--- Goal of the exercise ---
Find out how many lines of the material contain the string "SITE" and give only that figure.

--- Source data ---
◇ ◇ ◇

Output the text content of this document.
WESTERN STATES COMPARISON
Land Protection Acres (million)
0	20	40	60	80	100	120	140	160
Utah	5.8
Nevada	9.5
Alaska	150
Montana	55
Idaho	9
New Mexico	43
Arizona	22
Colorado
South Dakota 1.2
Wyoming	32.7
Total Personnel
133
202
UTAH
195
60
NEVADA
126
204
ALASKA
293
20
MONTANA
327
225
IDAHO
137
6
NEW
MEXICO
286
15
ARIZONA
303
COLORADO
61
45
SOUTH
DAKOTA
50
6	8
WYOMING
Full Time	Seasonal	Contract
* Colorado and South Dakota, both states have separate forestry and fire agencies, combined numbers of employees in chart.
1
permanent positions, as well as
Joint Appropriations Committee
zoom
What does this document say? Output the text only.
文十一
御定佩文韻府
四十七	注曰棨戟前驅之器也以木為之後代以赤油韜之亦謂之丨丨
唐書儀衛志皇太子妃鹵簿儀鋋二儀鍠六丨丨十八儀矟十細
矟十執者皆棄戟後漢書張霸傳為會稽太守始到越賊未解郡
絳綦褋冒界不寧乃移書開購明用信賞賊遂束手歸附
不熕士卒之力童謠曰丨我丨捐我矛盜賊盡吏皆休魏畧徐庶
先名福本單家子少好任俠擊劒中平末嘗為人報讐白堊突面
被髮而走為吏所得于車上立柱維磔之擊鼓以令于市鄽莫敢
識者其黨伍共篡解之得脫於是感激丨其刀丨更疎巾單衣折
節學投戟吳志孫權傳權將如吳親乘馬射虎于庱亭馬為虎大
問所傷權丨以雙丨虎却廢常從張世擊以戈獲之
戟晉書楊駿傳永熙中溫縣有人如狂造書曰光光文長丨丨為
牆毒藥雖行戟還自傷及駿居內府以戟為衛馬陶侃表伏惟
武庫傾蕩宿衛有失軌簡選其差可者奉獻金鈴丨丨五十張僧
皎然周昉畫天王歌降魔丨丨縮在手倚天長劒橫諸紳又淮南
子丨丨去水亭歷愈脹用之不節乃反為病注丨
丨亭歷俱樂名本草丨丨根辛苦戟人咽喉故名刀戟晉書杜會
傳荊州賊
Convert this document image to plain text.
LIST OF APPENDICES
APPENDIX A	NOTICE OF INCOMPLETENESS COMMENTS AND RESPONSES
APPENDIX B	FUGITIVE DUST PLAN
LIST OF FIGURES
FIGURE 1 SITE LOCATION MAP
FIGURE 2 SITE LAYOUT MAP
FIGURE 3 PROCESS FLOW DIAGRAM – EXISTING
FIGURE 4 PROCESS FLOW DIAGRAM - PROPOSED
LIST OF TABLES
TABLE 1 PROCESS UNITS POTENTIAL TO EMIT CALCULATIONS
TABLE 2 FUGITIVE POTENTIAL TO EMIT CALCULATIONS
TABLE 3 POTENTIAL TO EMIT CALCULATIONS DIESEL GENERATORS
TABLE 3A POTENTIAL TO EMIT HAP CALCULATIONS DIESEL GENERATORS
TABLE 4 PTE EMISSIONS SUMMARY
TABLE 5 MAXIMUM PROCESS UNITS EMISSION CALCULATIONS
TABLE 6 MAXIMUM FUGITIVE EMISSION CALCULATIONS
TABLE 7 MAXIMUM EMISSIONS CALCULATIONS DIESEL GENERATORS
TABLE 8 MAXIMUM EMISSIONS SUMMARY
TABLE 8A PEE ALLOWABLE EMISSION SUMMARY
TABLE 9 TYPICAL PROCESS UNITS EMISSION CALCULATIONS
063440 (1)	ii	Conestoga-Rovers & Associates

◇ ◇ ◇

--- Answer to the task ---
2